- What you have to do
Quote every line below exactly and skip any picture.

[Dataset records]
━━━━━━━━━━━━━━━━━━━━

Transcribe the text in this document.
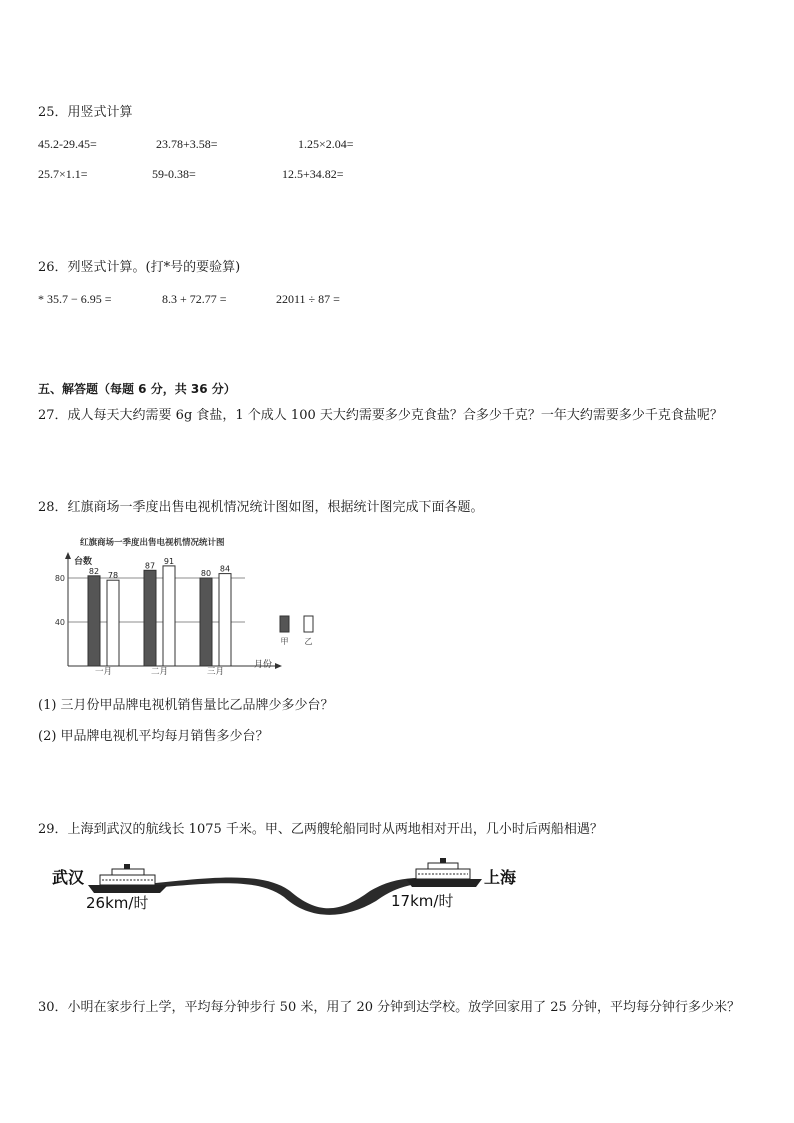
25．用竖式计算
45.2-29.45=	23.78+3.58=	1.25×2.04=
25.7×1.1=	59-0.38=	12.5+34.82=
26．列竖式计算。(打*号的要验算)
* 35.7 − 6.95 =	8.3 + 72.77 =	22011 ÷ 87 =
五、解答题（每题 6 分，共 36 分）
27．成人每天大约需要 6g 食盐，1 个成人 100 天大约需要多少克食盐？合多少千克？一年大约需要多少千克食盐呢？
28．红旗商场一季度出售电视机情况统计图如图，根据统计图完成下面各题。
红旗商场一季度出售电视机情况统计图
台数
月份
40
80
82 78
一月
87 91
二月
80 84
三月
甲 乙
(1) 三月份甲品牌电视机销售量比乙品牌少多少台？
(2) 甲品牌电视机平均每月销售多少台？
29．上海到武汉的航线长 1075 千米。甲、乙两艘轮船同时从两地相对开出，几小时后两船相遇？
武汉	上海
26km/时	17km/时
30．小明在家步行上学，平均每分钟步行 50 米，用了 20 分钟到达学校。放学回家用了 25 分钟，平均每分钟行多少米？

━━━━━━━━━━━━━━━━━━━━

- Exercise result
Transcribe the text in this document.
25．用竖式计算
45.2-29.45=	23.78+3.58=	1.25×2.04=
25.7×1.1=	59-0.38=	12.5+34.82=
26．列竖式计算。(打*号的要验算)
* 35.7 − 6.95 =	8.3 + 72.77 =	22011 ÷ 87 =
五、解答题（每题 6 分，共 36 分）
27．成人每天大约需要 6g 食盐，1 个成人 100 天大约需要多少克食盐？合多少千克？一年大约需要多少千克食盐呢？
28．红旗商场一季度出售电视机情况统计图如图，根据统计图完成下面各题。
红旗商场一季度出售电视机情况统计图
台数
月份
40
80
82 78
一月
87 91
二月
80 84
三月
甲 乙
(1) 三月份甲品牌电视机销售量比乙品牌少多少台？
(2) 甲品牌电视机平均每月销售多少台？
29．上海到武汉的航线长 1075 千米。甲、乙两艘轮船同时从两地相对开出，几小时后两船相遇？
武汉	上海
26km/时	17km/时
30．小明在家步行上学，平均每分钟步行 50 米，用了 20 分钟到达学校。放学回家用了 25 分钟，平均每分钟行多少米？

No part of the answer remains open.